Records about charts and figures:
##########

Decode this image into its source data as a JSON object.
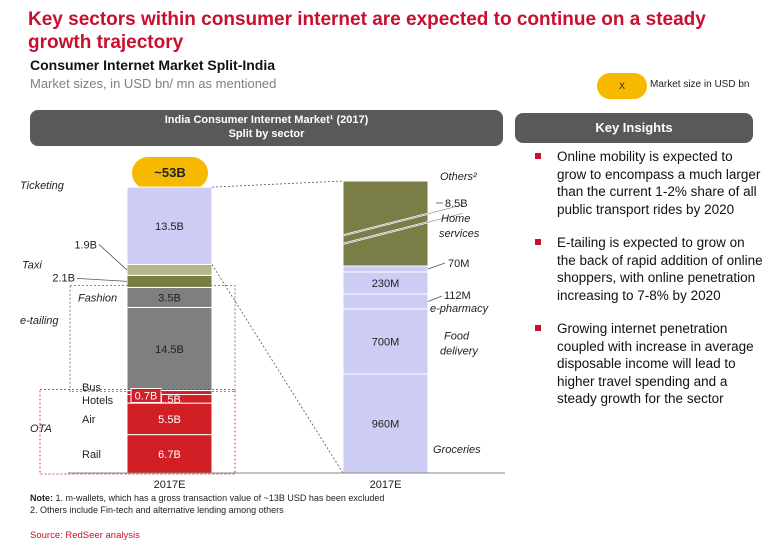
{
  "title": "Key sectors within consumer internet are expected to continue on a steady growth trajectory",
  "subtitle": "Consumer Internet Market Split-India",
  "subnote": "Market sizes, in USD bn/ mn as mentioned",
  "legend": {
    "badge": "X",
    "text": "Market size in USD bn"
  },
  "chart_header": {
    "line1": "India Consumer Internet Market¹ (2017)",
    "line2": "Split by sector"
  },
  "insights_header": "Key Insights",
  "total_badge": "~53B",
  "insights": [
    "Online mobility is expected to grow to encompass a much larger than the current 1-2% share of all public transport rides by 2020",
    "E-tailing is expected to grow on the back of rapid addition of online shoppers, with online penetration increasing to 7-8% by 2020",
    "Growing internet penetration coupled with increase in average disposable income will lead to higher travel spending and a steady growth for the sector"
  ],
  "colors": {
    "red": "#d11f26",
    "grey": "#7f7f7f",
    "olive": "#7a7d45",
    "light_olive": "#b4b78a",
    "lavender": "#ccccf5",
    "accent": "#c8102e",
    "badge": "#f7b900"
  },
  "chart_data": [
    {
      "type": "bar",
      "stacked": true,
      "categories": [
        "2017E"
      ],
      "unit": "USD",
      "series": [
        {
          "name": "Rail",
          "value_label": "6.7B",
          "values": [
            6.7
          ],
          "color": "#d11f26",
          "group": "OTA"
        },
        {
          "name": "Air",
          "value_label": "5.5B",
          "values": [
            5.5
          ],
          "color": "#d11f26",
          "group": "OTA"
        },
        {
          "name": "Bus Hotels",
          "value_label": "1.5B",
          "values": [
            1.5
          ],
          "color": "#d11f26",
          "group": "OTA"
        },
        {
          "name": "",
          "value_label": "0.7B",
          "values": [
            0.7
          ],
          "color": "#d11f26",
          "group": "OTA"
        },
        {
          "name": "",
          "value_label": "14.5B",
          "values": [
            14.5
          ],
          "color": "#7f7f7f",
          "group": "e-tailing"
        },
        {
          "name": "Fashion",
          "value_label": "3.5B",
          "values": [
            3.5
          ],
          "color": "#7f7f7f",
          "group": "e-tailing"
        },
        {
          "name": "Taxi",
          "value_label": "2.1B",
          "values": [
            2.1
          ],
          "color": "#7a7d45",
          "group": ""
        },
        {
          "name": "",
          "value_label": "1.9B",
          "values": [
            1.9
          ],
          "color": "#b4b78a",
          "group": ""
        },
        {
          "name": "Ticketing",
          "value_label": "13.5B",
          "values": [
            13.5
          ],
          "color": "#ccccf5",
          "group": ""
        }
      ]
    },
    {
      "type": "bar",
      "stacked": true,
      "categories": [
        "2017E"
      ],
      "series": [
        {
          "name": "Groceries",
          "value_label": "960M",
          "values": [
            960
          ],
          "color": "#ccccf5"
        },
        {
          "name": "Food delivery",
          "value_label": "700M",
          "values": [
            700
          ],
          "color": "#ccccf5"
        },
        {
          "name": "e-pharmacy",
          "value_label": "112M",
          "values": [
            112
          ],
          "color": "#ccccf5"
        },
        {
          "name": "",
          "value_label": "230M",
          "values": [
            230
          ],
          "color": "#ccccf5"
        },
        {
          "name": "",
          "value_label": "70M",
          "values": [
            70
          ],
          "color": "#ccccf5"
        },
        {
          "name": "Home services",
          "value_label": "8.5B",
          "values": [
            8.5
          ],
          "color": "#7a7d45"
        },
        {
          "name": "Others²",
          "value_label": "",
          "values": [
            null
          ],
          "color": "#7a7d45"
        }
      ]
    }
  ],
  "footnote": {
    "line1_label": "Note:",
    "line1": " 1. m-wallets, which has a gross transaction value of ~13B USD has been excluded",
    "line2": "2. Others include Fin-tech and alternative lending among others"
  },
  "source": "Source: RedSeer analysis"
}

##########

■ What the task asks ■
Quote the records above exactly, leaving out any pictures.

■ Answer in full ■
Decode this image into its source data as a JSON object.
{
  "title": "Key sectors within consumer internet are expected to continue on a steady growth trajectory",
  "subtitle": "Consumer Internet Market Split-India",
  "subnote": "Market sizes, in USD bn/ mn as mentioned",
  "legend": {
    "badge": "X",
    "text": "Market size in USD bn"
  },
  "chart_header": {
    "line1": "India Consumer Internet Market¹ (2017)",
    "line2": "Split by sector"
  },
  "insights_header": "Key Insights",
  "total_badge": "~53B",
  "insights": [
    "Online mobility is expected to grow to encompass a much larger than the current 1-2% share of all public transport rides by 2020",
    "E-tailing is expected to grow on the back of rapid addition of online shoppers, with online penetration increasing to 7-8% by 2020",
    "Growing internet penetration coupled with increase in average disposable income will lead to higher travel spending and a steady growth for the sector"
  ],
  "colors": {
    "red": "#d11f26",
    "grey": "#7f7f7f",
    "olive": "#7a7d45",
    "light_olive": "#b4b78a",
    "lavender": "#ccccf5",
    "accent": "#c8102e",
    "badge": "#f7b900"
  },
  "chart_data": [
    {
      "type": "bar",
      "stacked": true,
      "categories": [
        "2017E"
      ],
      "unit": "USD",
      "series": [
        {
          "name": "Rail",
          "value_label": "6.7B",
          "values": [
            6.7
          ],
          "color": "#d11f26",
          "group": "OTA"
        },
        {
          "name": "Air",
          "value_label": "5.5B",
          "values": [
            5.5
          ],
          "color": "#d11f26",
          "group": "OTA"
        },
        {
          "name": "Bus Hotels",
          "value_label": "1.5B",
          "values": [
            1.5
          ],
          "color": "#d11f26",
          "group": "OTA"
        },
        {
          "name": "",
          "value_label": "0.7B",
          "values": [
            0.7
          ],
          "color": "#d11f26",
          "group": "OTA"
        },
        {
          "name": "",
          "value_label": "14.5B",
          "values": [
            14.5
          ],
          "color": "#7f7f7f",
          "group": "e-tailing"
        },
        {
          "name": "Fashion",
          "value_label": "3.5B",
          "values": [
            3.5
          ],
          "color": "#7f7f7f",
          "group": "e-tailing"
        },
        {
          "name": "Taxi",
          "value_label": "2.1B",
          "values": [
            2.1
          ],
          "color": "#7a7d45",
          "group": ""
        },
        {
          "name": "",
          "value_label": "1.9B",
          "values": [
            1.9
          ],
          "color": "#b4b78a",
          "group": ""
        },
        {
          "name": "Ticketing",
          "value_label": "13.5B",
          "values": [
            13.5
          ],
          "color": "#ccccf5",
          "group": ""
        }
      ]
    },
    {
      "type": "bar",
      "stacked": true,
      "categories": [
        "2017E"
      ],
      "series": [
        {
          "name": "Groceries",
          "value_label": "960M",
          "values": [
            960
          ],
          "color": "#ccccf5"
        },
        {
          "name": "Food delivery",
          "value_label": "700M",
          "values": [
            700
          ],
          "color": "#ccccf5"
        },
        {
          "name": "e-pharmacy",
          "value_label": "112M",
          "values": [
            112
          ],
          "color": "#ccccf5"
        },
        {
          "name": "",
          "value_label": "230M",
          "values": [
            230
          ],
          "color": "#ccccf5"
        },
        {
          "name": "",
          "value_label": "70M",
          "values": [
            70
          ],
          "color": "#ccccf5"
        },
        {
          "name": "Home services",
          "value_label": "8.5B",
          "values": [
            8.5
          ],
          "color": "#7a7d45"
        },
        {
          "name": "Others²",
          "value_label": "",
          "values": [
            null
          ],
          "color": "#7a7d45"
        }
      ]
    }
  ],
  "footnote": {
    "line1_label": "Note:",
    "line1": " 1. m-wallets, which has a gross transaction value of ~13B USD has been excluded",
    "line2": "2. Others include Fin-tech and alternative lending among others"
  },
  "source": "Source: RedSeer analysis"
}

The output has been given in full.